Copy verbatim the item lines starting with the line containing "svg-text:PANI0.30@PVA-PAA: PANI0.30@PVA-PAA —" and going on through the line containing "series-10g — [588, 1020, 651, 1032]", both of those lines included.
• • • •
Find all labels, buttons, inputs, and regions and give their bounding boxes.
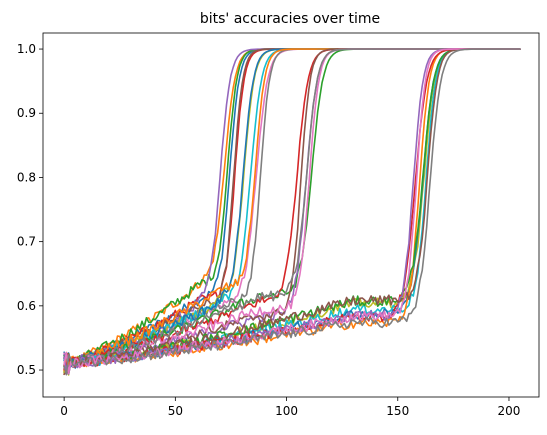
x-tick-label: 150 xyxy=(386,404,409,418)
x-tick-label: 50 xyxy=(168,404,183,418)
x-tick-label: 100 xyxy=(275,404,298,418)
plot-frame xyxy=(42,32,540,398)
y-tick-label: 1.0 xyxy=(17,42,36,56)
y-axis: 0.5 0.6 0.7 0.8 0.9 1.0 xyxy=(17,42,43,377)
y-tick-label: 0.5 xyxy=(17,363,36,377)
series-line xyxy=(63,48,521,376)
y-tick-label: 0.7 xyxy=(17,235,36,249)
series-layer xyxy=(63,48,521,376)
x-axis: 0 50 100 150 200 xyxy=(60,397,520,418)
y-tick-label: 0.9 xyxy=(17,106,36,120)
y-tick-label: 0.6 xyxy=(17,299,36,313)
y-tick-label: 0.8 xyxy=(17,170,36,184)
x-tick-label: 0 xyxy=(60,404,68,418)
chart-title: bits' accuracies over time xyxy=(200,11,380,27)
x-tick-label: 200 xyxy=(498,404,521,418)
series-line xyxy=(63,48,521,375)
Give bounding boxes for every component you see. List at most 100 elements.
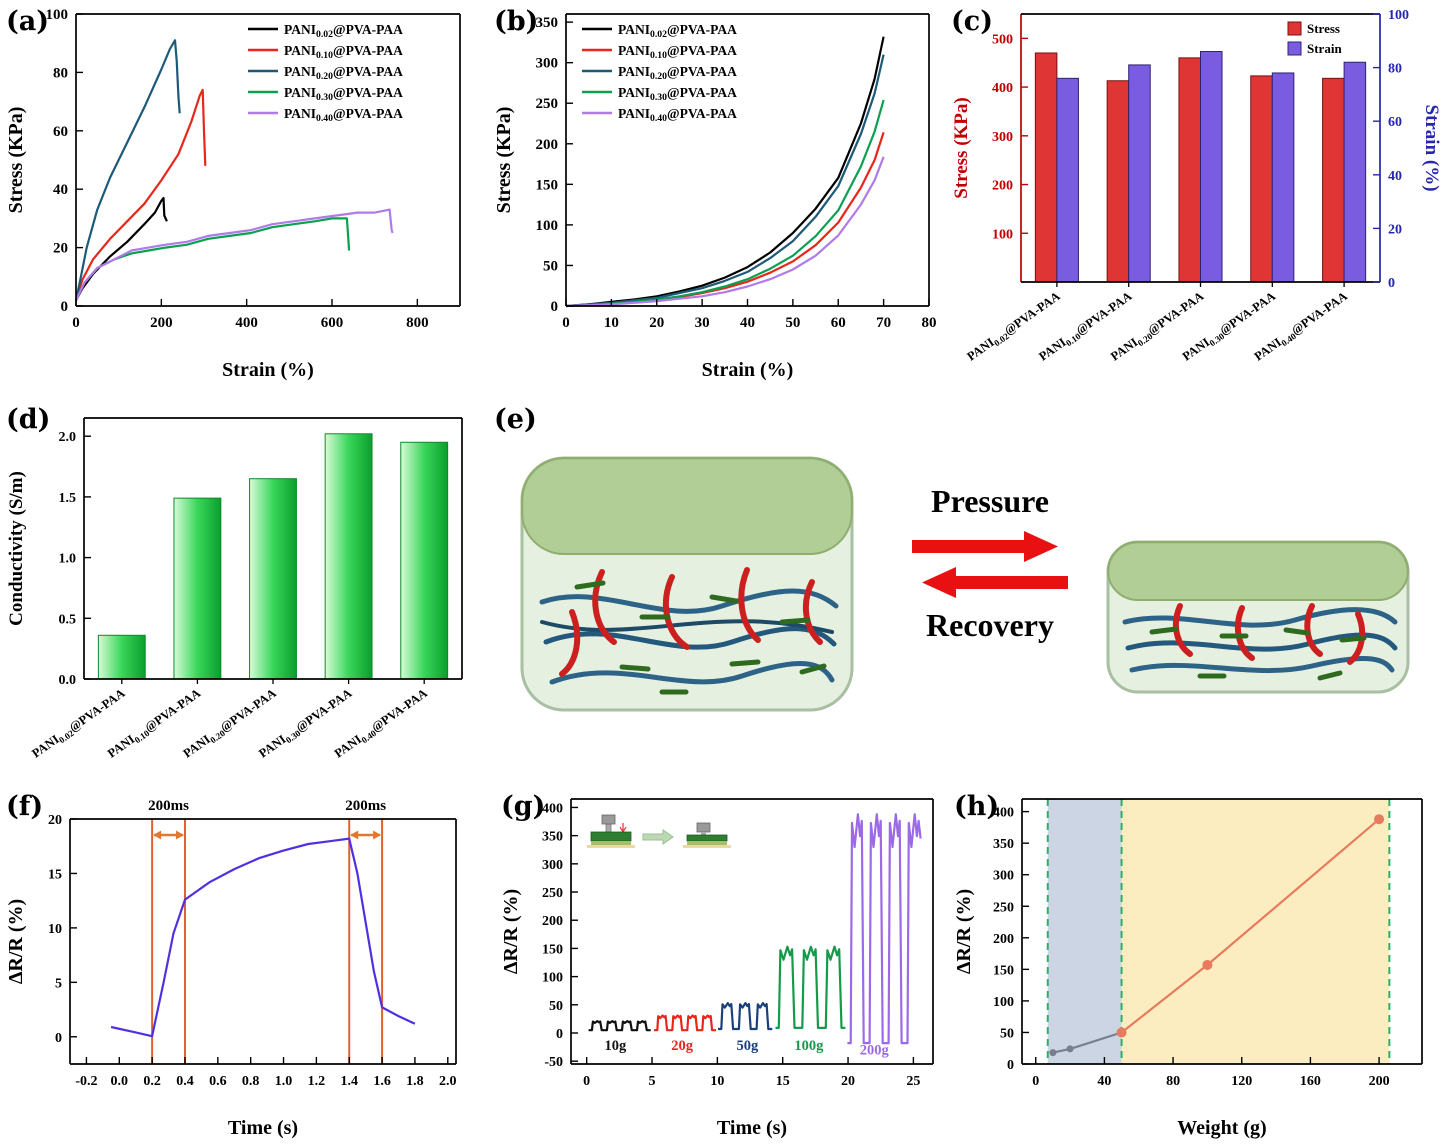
svg-text:PANI0.30@PVA-PAA: PANI0.30@PVA-PAA — [284, 85, 403, 103]
stress-bar — [1322, 77, 1345, 283]
panel-label-e: (e) — [494, 404, 537, 435]
svg-text:400: 400 — [235, 315, 258, 331]
series-10g — [588, 1020, 651, 1032]
y-axis-ticks-left: -50 0 50 100 150 200 250 300 350 400 — [542, 801, 578, 1070]
svg-text:1.0: 1.0 — [59, 552, 77, 567]
y-axis-label: ΔR/R (%) — [953, 889, 975, 974]
svg-text:10: 10 — [604, 315, 619, 331]
pulse-group-label: 200g — [860, 1042, 890, 1058]
series-20g — [654, 1014, 717, 1032]
sponge-compressed — [1106, 540, 1410, 694]
svg-text:0: 0 — [556, 1027, 563, 1042]
y-axis-label: ΔR/R (%) — [5, 899, 27, 984]
strain-bar — [1128, 64, 1151, 283]
equilibrium-arrows — [912, 531, 1068, 598]
svg-text:-50: -50 — [544, 1055, 563, 1070]
svg-text:0.2: 0.2 — [143, 1074, 161, 1089]
x-axis-label: Time (s) — [717, 1117, 787, 1139]
svg-text:PANI0.20@PVA-PAA: PANI0.20@PVA-PAA — [618, 64, 737, 82]
svg-text:-0.2: -0.2 — [75, 1074, 97, 1089]
recovery-arrow-icon — [922, 567, 1068, 598]
pulse-group-label: 100g — [794, 1038, 824, 1054]
panel-a: (a) 0 200 400 600 800 0 20 40 60 80 100 Strain (%) S… — [0, 0, 480, 390]
y-axis-ticks-left: 0 20 40 60 80 100 — [46, 7, 83, 315]
svg-text:25: 25 — [906, 1074, 920, 1089]
x-axis-ticks: -0.2 0.0 0.2 0.4 0.6 0.8 1.0 1.2 1.4 1.6 1.8 2.0 — [75, 1057, 457, 1089]
svg-text:200: 200 — [542, 914, 563, 929]
bar — [173, 497, 222, 680]
y-axis-label: Stress (KPa) — [951, 97, 972, 199]
panel-g: (g) 10g 20g 50g 100g 200g 0 5 10 15 20 25 -50 0 50 100… — [495, 785, 945, 1148]
panel-f: (f) -0.2 0.0 0.2 0.4 0.6 0.8 1.0 1.2 1.4 1.6 1.8 2.… — [0, 785, 472, 1148]
x-axis-label: Time (s) — [228, 1117, 298, 1139]
y-axis-label: Conductivity (S/m) — [6, 471, 27, 626]
svg-text:120: 120 — [1231, 1074, 1252, 1089]
stress-bar — [1178, 57, 1202, 283]
conductivity-bars — [97, 433, 449, 680]
panel-c: (c) 100 200 300 400 500 0 20 40 60 80 100 PANI0.02@… — [945, 0, 1440, 400]
strain-bar — [1200, 51, 1223, 283]
svg-text:80: 80 — [53, 65, 68, 81]
pulse-group-label: 20g — [671, 1038, 694, 1054]
svg-text:250: 250 — [536, 96, 559, 112]
svg-text:0.0: 0.0 — [111, 1074, 129, 1089]
panel-h: (h) 0 40 80 120 160 200 0 50 100 150 200 250 300 350 4… — [948, 785, 1440, 1148]
svg-text:0.4: 0.4 — [176, 1074, 194, 1089]
svg-text:30: 30 — [695, 315, 710, 331]
panel-e: (e) — [480, 400, 1440, 775]
svg-text:70: 70 — [876, 315, 891, 331]
chart-c-stress-strain-bars: 100 200 300 400 500 0 20 40 60 80 100 PANI0.02@PVA-… — [951, 8, 1440, 364]
svg-text:150: 150 — [536, 177, 559, 193]
stress-bar — [1106, 80, 1130, 283]
y-axis-label: Stress (KPa) — [5, 107, 27, 214]
svg-text:300: 300 — [992, 130, 1013, 145]
x-axis-ticks: 0 40 80 120 160 200 — [1032, 1057, 1390, 1089]
y-axis-ticks-right: 0 20 40 60 80 100 — [1373, 8, 1409, 291]
svg-text:160: 160 — [1300, 1074, 1321, 1089]
series-PANI0.20@PVA-PAA — [565, 54, 885, 308]
svg-text:PANI0.20@PVA-PAA: PANI0.20@PVA-PAA — [284, 64, 403, 82]
svg-text:0.6: 0.6 — [209, 1074, 227, 1089]
svg-text:80: 80 — [922, 315, 937, 331]
y-axis-ticks-left: 0 5 10 15 20 — [48, 813, 77, 1046]
series-response — [110, 837, 416, 1038]
svg-text:0: 0 — [1388, 276, 1395, 291]
sponge-relaxed — [520, 456, 854, 712]
svg-text:100: 100 — [46, 7, 69, 23]
svg-text:200: 200 — [150, 315, 173, 331]
svg-text:1.5: 1.5 — [59, 491, 77, 506]
bar — [97, 634, 146, 680]
bar — [249, 478, 297, 680]
bar — [324, 433, 373, 680]
svg-text:0: 0 — [551, 299, 559, 315]
panel-b: (b) 0 10 20 30 40 50 60 70 80 0 50 100 150 200 250 300 3… — [488, 0, 943, 390]
y-axis-label-right: Strain (%) — [1421, 104, 1440, 191]
svg-text:50: 50 — [785, 315, 800, 331]
chart-f-response-time: -0.2 0.0 0.2 0.4 0.6 0.8 1.0 1.2 1.4 1.6 1.8 2.0 0 5 1… — [5, 798, 457, 1139]
svg-text:60: 60 — [1388, 115, 1402, 130]
svg-text:PANI0.02@PVA-PAA: PANI0.02@PVA-PAA — [284, 22, 403, 40]
svg-text:100: 100 — [542, 971, 563, 986]
svg-text:300: 300 — [542, 858, 563, 873]
svg-text:300: 300 — [993, 869, 1014, 884]
svg-text:0.5: 0.5 — [59, 612, 77, 627]
series-PANI0.30@PVA-PAA — [565, 99, 885, 308]
svg-text:200: 200 — [993, 932, 1014, 947]
svg-text:200: 200 — [1369, 1074, 1390, 1089]
svg-text:500: 500 — [992, 32, 1013, 47]
panel-label-f: (f) — [6, 791, 44, 822]
svg-text:PANI0.02@PVA-PAA: PANI0.02@PVA-PAA — [618, 22, 737, 40]
series-100g — [775, 945, 846, 1029]
svg-text:100: 100 — [1388, 8, 1409, 23]
svg-text:80: 80 — [1388, 62, 1402, 77]
axes-frame — [570, 798, 934, 1065]
svg-text:Stress: Stress — [1307, 21, 1340, 36]
svg-text:20: 20 — [841, 1074, 855, 1089]
fibers-compressed — [1122, 603, 1398, 681]
chart-g-weight-pulses: 10g 20g 50g 100g 200g 0 5 10 15 20 25 -50 0 50 100 150 2… — [500, 798, 934, 1139]
svg-text:250: 250 — [542, 886, 563, 901]
svg-text:40: 40 — [1388, 169, 1402, 184]
svg-text:100: 100 — [992, 227, 1013, 242]
axes-frame — [69, 818, 457, 1065]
• • • •
FINAL RESULT:
svg-text:PANI0.30@PVA-PAA: PANI0.30@PVA-PAA — [284, 85, 403, 103]
stress-bar — [1322, 77, 1345, 283]
panel-label-e: (e) — [494, 404, 537, 435]
svg-text:400: 400 — [235, 315, 258, 331]
series-10g — [588, 1020, 651, 1032]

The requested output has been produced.